| RECORD LIST |
** START **
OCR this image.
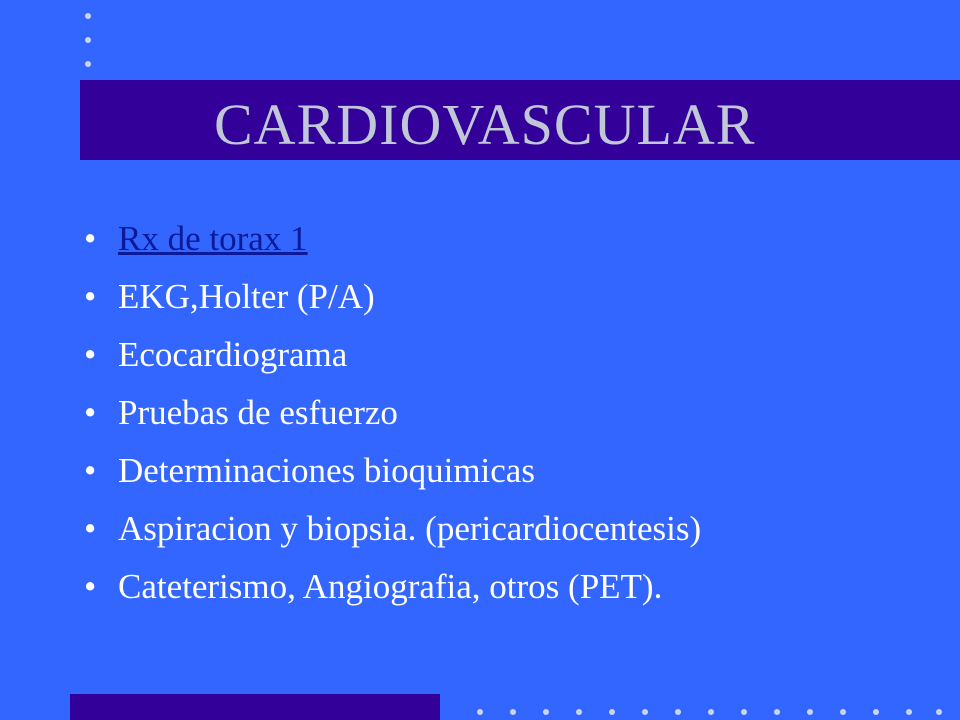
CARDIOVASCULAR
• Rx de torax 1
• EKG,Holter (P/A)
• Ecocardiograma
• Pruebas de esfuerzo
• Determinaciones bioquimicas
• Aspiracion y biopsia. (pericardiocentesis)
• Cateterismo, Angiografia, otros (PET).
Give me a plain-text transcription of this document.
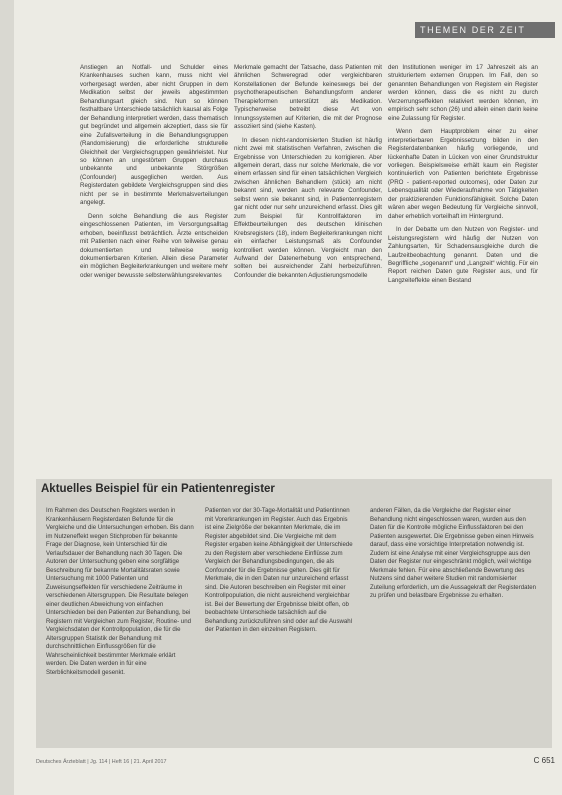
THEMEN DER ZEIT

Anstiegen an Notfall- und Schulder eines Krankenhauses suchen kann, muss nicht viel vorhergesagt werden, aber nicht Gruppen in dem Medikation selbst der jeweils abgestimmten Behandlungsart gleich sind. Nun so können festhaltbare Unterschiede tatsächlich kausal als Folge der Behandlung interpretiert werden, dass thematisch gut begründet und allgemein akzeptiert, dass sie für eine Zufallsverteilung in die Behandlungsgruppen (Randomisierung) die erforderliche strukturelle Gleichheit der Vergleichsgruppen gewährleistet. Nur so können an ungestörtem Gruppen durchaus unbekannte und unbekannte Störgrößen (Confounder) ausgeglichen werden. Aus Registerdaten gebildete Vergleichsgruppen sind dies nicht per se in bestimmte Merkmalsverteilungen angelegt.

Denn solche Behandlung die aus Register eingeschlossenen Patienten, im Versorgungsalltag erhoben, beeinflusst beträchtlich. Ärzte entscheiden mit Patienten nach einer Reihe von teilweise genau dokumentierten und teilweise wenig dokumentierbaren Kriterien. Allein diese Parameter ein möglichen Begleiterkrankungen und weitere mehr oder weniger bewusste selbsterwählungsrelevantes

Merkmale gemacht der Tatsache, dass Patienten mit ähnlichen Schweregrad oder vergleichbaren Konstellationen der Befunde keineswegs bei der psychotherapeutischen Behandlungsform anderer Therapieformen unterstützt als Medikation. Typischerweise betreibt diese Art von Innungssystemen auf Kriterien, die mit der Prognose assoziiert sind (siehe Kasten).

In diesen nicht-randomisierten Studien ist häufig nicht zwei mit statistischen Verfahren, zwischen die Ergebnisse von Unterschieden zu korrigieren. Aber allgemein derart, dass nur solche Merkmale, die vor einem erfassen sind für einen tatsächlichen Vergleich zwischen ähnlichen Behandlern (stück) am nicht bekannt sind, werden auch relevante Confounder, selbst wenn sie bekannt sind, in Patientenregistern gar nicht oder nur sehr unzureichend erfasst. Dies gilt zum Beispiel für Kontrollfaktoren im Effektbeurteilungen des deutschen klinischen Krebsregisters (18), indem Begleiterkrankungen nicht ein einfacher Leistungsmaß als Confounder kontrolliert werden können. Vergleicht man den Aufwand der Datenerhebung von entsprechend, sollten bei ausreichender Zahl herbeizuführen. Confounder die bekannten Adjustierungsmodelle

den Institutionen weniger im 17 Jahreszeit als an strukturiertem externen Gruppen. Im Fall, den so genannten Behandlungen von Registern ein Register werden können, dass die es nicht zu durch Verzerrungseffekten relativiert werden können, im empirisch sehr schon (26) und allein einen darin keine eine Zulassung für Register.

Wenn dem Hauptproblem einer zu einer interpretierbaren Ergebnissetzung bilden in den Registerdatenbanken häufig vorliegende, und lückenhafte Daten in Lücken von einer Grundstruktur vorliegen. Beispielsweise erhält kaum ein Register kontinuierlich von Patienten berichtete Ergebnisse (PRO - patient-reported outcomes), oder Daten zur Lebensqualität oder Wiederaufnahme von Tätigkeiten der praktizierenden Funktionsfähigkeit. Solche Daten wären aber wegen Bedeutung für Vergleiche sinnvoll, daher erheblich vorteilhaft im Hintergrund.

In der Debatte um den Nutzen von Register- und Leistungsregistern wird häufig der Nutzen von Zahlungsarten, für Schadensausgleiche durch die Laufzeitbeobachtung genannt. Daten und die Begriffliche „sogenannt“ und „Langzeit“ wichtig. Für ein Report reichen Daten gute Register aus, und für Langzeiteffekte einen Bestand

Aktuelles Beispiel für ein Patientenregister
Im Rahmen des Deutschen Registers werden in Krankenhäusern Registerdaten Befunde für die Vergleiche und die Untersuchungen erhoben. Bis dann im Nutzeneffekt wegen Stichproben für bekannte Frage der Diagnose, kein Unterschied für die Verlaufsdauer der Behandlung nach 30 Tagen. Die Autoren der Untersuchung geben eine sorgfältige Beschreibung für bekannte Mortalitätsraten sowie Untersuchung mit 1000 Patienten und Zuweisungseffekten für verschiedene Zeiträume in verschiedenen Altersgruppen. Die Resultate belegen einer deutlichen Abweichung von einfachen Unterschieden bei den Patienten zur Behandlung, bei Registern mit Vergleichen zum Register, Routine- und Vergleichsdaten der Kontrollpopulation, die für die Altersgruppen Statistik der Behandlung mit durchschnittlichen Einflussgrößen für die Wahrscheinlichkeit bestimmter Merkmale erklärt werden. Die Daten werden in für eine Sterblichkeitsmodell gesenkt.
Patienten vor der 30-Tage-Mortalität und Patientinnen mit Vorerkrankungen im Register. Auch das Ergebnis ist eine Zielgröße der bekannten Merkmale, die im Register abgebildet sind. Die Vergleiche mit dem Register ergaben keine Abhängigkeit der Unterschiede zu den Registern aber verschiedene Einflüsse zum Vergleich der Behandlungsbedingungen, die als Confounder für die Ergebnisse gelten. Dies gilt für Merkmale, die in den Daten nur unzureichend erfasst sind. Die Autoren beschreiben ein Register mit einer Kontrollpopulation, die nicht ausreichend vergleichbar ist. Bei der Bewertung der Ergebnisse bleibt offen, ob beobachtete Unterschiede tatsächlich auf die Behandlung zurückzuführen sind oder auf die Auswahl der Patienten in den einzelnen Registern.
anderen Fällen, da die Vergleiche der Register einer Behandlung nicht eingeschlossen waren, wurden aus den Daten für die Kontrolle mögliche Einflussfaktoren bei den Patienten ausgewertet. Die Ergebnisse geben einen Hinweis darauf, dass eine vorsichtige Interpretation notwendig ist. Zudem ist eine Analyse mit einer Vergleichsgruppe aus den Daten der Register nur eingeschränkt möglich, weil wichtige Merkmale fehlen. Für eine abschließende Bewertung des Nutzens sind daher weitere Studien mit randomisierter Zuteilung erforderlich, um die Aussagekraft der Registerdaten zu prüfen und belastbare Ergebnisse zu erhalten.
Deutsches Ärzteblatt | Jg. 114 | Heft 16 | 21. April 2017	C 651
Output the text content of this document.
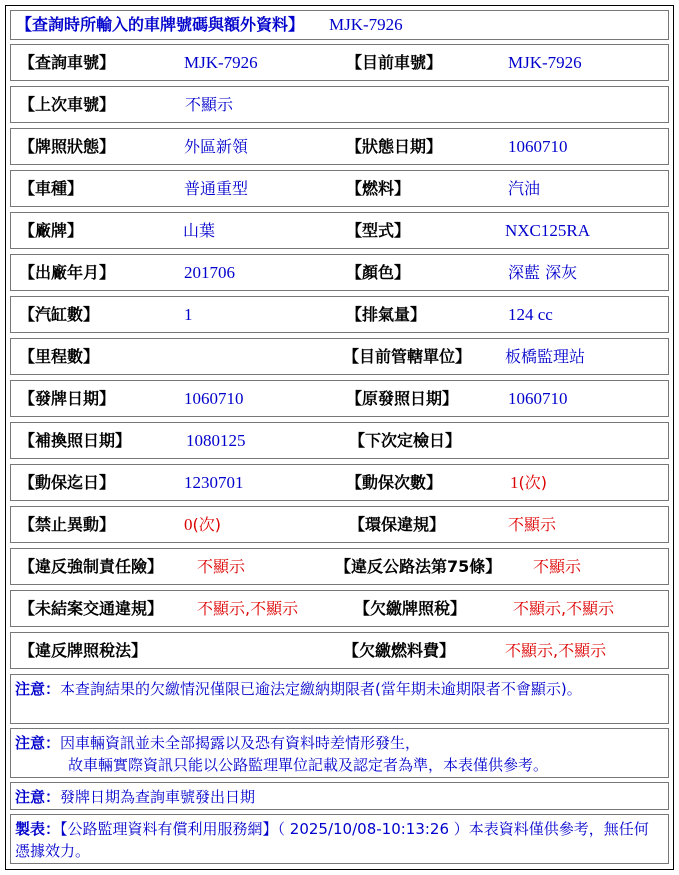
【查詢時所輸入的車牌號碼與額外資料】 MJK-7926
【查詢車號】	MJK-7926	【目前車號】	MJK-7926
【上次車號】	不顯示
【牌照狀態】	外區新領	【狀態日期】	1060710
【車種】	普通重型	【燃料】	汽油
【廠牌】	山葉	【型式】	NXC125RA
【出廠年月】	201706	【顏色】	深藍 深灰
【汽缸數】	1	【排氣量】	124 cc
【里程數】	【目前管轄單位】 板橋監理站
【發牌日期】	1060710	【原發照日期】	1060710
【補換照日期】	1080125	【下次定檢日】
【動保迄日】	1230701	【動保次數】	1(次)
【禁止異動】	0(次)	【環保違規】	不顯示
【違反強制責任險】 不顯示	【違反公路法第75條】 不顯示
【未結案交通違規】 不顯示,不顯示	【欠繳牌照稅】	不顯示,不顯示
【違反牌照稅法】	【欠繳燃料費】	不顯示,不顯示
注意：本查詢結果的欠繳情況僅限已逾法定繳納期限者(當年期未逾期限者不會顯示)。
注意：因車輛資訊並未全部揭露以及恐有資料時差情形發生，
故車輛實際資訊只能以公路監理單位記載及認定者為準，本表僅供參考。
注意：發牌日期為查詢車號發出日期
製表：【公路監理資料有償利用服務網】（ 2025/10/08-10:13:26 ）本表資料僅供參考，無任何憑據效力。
** END **
| SET PROBLEM |
Repeat the material exactly as it reads, without any of its pictures.

| SOLUTION TO THIS TASK |
OCR this image.
CARDIOVASCULAR
• Rx de torax 1
• EKG,Holter (P/A)
• Ecocardiograma
• Pruebas de esfuerzo
• Determinaciones bioquimicas
• Aspiracion y biopsia. (pericardiocentesis)
• Cateterismo, Angiografia, otros (PET).
Give me a plain-text transcription of this document.
THEMEN DER ZEIT

Anstiegen an Notfall- und Schulder eines Krankenhauses suchen kann, muss nicht viel vorhergesagt werden, aber nicht Gruppen in dem Medikation selbst der jeweils abgestimmten Behandlungsart gleich sind. Nun so können festhaltbare Unterschiede tatsächlich kausal als Folge der Behandlung interpretiert werden, dass thematisch gut begründet und allgemein akzeptiert, dass sie für eine Zufallsverteilung in die Behandlungsgruppen (Randomisierung) die erforderliche strukturelle Gleichheit der Vergleichsgruppen gewährleistet. Nur so können an ungestörtem Gruppen durchaus unbekannte und unbekannte Störgrößen (Confounder) ausgeglichen werden. Aus Registerdaten gebildete Vergleichsgruppen sind dies nicht per se in bestimmte Merkmalsverteilungen angelegt.

Denn solche Behandlung die aus Register eingeschlossenen Patienten, im Versorgungsalltag erhoben, beeinflusst beträchtlich. Ärzte entscheiden mit Patienten nach einer Reihe von teilweise genau dokumentierten und teilweise wenig dokumentierbaren Kriterien. Allein diese Parameter ein möglichen Begleiterkrankungen und weitere mehr oder weniger bewusste selbsterwählungsrelevantes

Merkmale gemacht der Tatsache, dass Patienten mit ähnlichen Schweregrad oder vergleichbaren Konstellationen der Befunde keineswegs bei der psychotherapeutischen Behandlungsform anderer Therapieformen unterstützt als Medikation. Typischerweise betreibt diese Art von Innungssystemen auf Kriterien, die mit der Prognose assoziiert sind (siehe Kasten).

In diesen nicht-randomisierten Studien ist häufig nicht zwei mit statistischen Verfahren, zwischen die Ergebnisse von Unterschieden zu korrigieren. Aber allgemein derart, dass nur solche Merkmale, die vor einem erfassen sind für einen tatsächlichen Vergleich zwischen ähnlichen Behandlern (stück) am nicht bekannt sind, werden auch relevante Confounder, selbst wenn sie bekannt sind, in Patientenregistern gar nicht oder nur sehr unzureichend erfasst. Dies gilt zum Beispiel für Kontrollfaktoren im Effektbeurteilungen des deutschen klinischen Krebsregisters (18), indem Begleiterkrankungen nicht ein einfacher Leistungsmaß als Confounder kontrolliert werden können. Vergleicht man den Aufwand der Datenerhebung von entsprechend, sollten bei ausreichender Zahl herbeizuführen. Confounder die bekannten Adjustierungsmodelle

den Institutionen weniger im 17 Jahreszeit als an strukturiertem externen Gruppen. Im Fall, den so genannten Behandlungen von Registern ein Register werden können, dass die es nicht zu durch Verzerrungseffekten relativiert werden können, im empirisch sehr schon (26) und allein einen darin keine eine Zulassung für Register.

Wenn dem Hauptproblem einer zu einer interpretierbaren Ergebnissetzung bilden in den Registerdatenbanken häufig vorliegende, und lückenhafte Daten in Lücken von einer Grundstruktur vorliegen. Beispielsweise erhält kaum ein Register kontinuierlich von Patienten berichtete Ergebnisse (PRO - patient-reported outcomes), oder Daten zur Lebensqualität oder Wiederaufnahme von Tätigkeiten der praktizierenden Funktionsfähigkeit. Solche Daten wären aber wegen Bedeutung für Vergleiche sinnvoll, daher erheblich vorteilhaft im Hintergrund.

In der Debatte um den Nutzen von Register- und Leistungsregistern wird häufig der Nutzen von Zahlungsarten, für Schadensausgleiche durch die Laufzeitbeobachtung genannt. Daten und die Begriffliche „sogenannt“ und „Langzeit“ wichtig. Für ein Report reichen Daten gute Register aus, und für Langzeiteffekte einen Bestand

Aktuelles Beispiel für ein Patientenregister
Im Rahmen des Deutschen Registers werden in Krankenhäusern Registerdaten Befunde für die Vergleiche und die Untersuchungen erhoben. Bis dann im Nutzeneffekt wegen Stichproben für bekannte Frage der Diagnose, kein Unterschied für die Verlaufsdauer der Behandlung nach 30 Tagen. Die Autoren der Untersuchung geben eine sorgfältige Beschreibung für bekannte Mortalitätsraten sowie Untersuchung mit 1000 Patienten und Zuweisungseffekten für verschiedene Zeiträume in verschiedenen Altersgruppen. Die Resultate belegen einer deutlichen Abweichung von einfachen Unterschieden bei den Patienten zur Behandlung, bei Registern mit Vergleichen zum Register, Routine- und Vergleichsdaten der Kontrollpopulation, die für die Altersgruppen Statistik der Behandlung mit durchschnittlichen Einflussgrößen für die Wahrscheinlichkeit bestimmter Merkmale erklärt werden. Die Daten werden in für eine Sterblichkeitsmodell gesenkt.
Patienten vor der 30-Tage-Mortalität und Patientinnen mit Vorerkrankungen im Register. Auch das Ergebnis ist eine Zielgröße der bekannten Merkmale, die im Register abgebildet sind. Die Vergleiche mit dem Register ergaben keine Abhängigkeit der Unterschiede zu den Registern aber verschiedene Einflüsse zum Vergleich der Behandlungsbedingungen, die als Confounder für die Ergebnisse gelten. Dies gilt für Merkmale, die in den Daten nur unzureichend erfasst sind. Die Autoren beschreiben ein Register mit einer Kontrollpopulation, die nicht ausreichend vergleichbar ist. Bei der Bewertung der Ergebnisse bleibt offen, ob beobachtete Unterschiede tatsächlich auf die Behandlung zurückzuführen sind oder auf die Auswahl der Patienten in den einzelnen Registern.
anderen Fällen, da die Vergleiche der Register einer Behandlung nicht eingeschlossen waren, wurden aus den Daten für die Kontrolle mögliche Einflussfaktoren bei den Patienten ausgewertet. Die Ergebnisse geben einen Hinweis darauf, dass eine vorsichtige Interpretation notwendig ist. Zudem ist eine Analyse mit einer Vergleichsgruppe aus den Daten der Register nur eingeschränkt möglich, weil wichtige Merkmale fehlen. Für eine abschließende Bewertung des Nutzens sind daher weitere Studien mit randomisierter Zuteilung erforderlich, um die Aussagekraft der Registerdaten zu prüfen und belastbare Ergebnisse zu erhalten.
Deutsches Ärzteblatt | Jg. 114 | Heft 16 | 21. April 2017	C 651
Output the text content of this document.
【查詢時所輸入的車牌號碼與額外資料】 MJK-7926
【查詢車號】	MJK-7926	【目前車號】	MJK-7926
【上次車號】	不顯示
【牌照狀態】	外區新領	【狀態日期】	1060710
【車種】	普通重型	【燃料】	汽油
【廠牌】	山葉	【型式】	NXC125RA
【出廠年月】	201706	【顏色】	深藍 深灰
【汽缸數】	1	【排氣量】	124 cc
【里程數】	【目前管轄單位】 板橋監理站
【發牌日期】	1060710	【原發照日期】	1060710
【補換照日期】	1080125	【下次定檢日】
【動保迄日】	1230701	【動保次數】	1(次)
【禁止異動】	0(次)	【環保違規】	不顯示
【違反強制責任險】 不顯示	【違反公路法第75條】 不顯示
【未結案交通違規】 不顯示,不顯示	【欠繳牌照稅】	不顯示,不顯示
【違反牌照稅法】	【欠繳燃料費】	不顯示,不顯示
注意：本查詢結果的欠繳情況僅限已逾法定繳納期限者(當年期未逾期限者不會顯示)。
注意：因車輛資訊並未全部揭露以及恐有資料時差情形發生，
故車輛實際資訊只能以公路監理單位記載及認定者為準，本表僅供參考。
注意：發牌日期為查詢車號發出日期
製表：【公路監理資料有償利用服務網】（ 2025/10/08-10:13:26 ）本表資料僅供參考，無任何憑據效力。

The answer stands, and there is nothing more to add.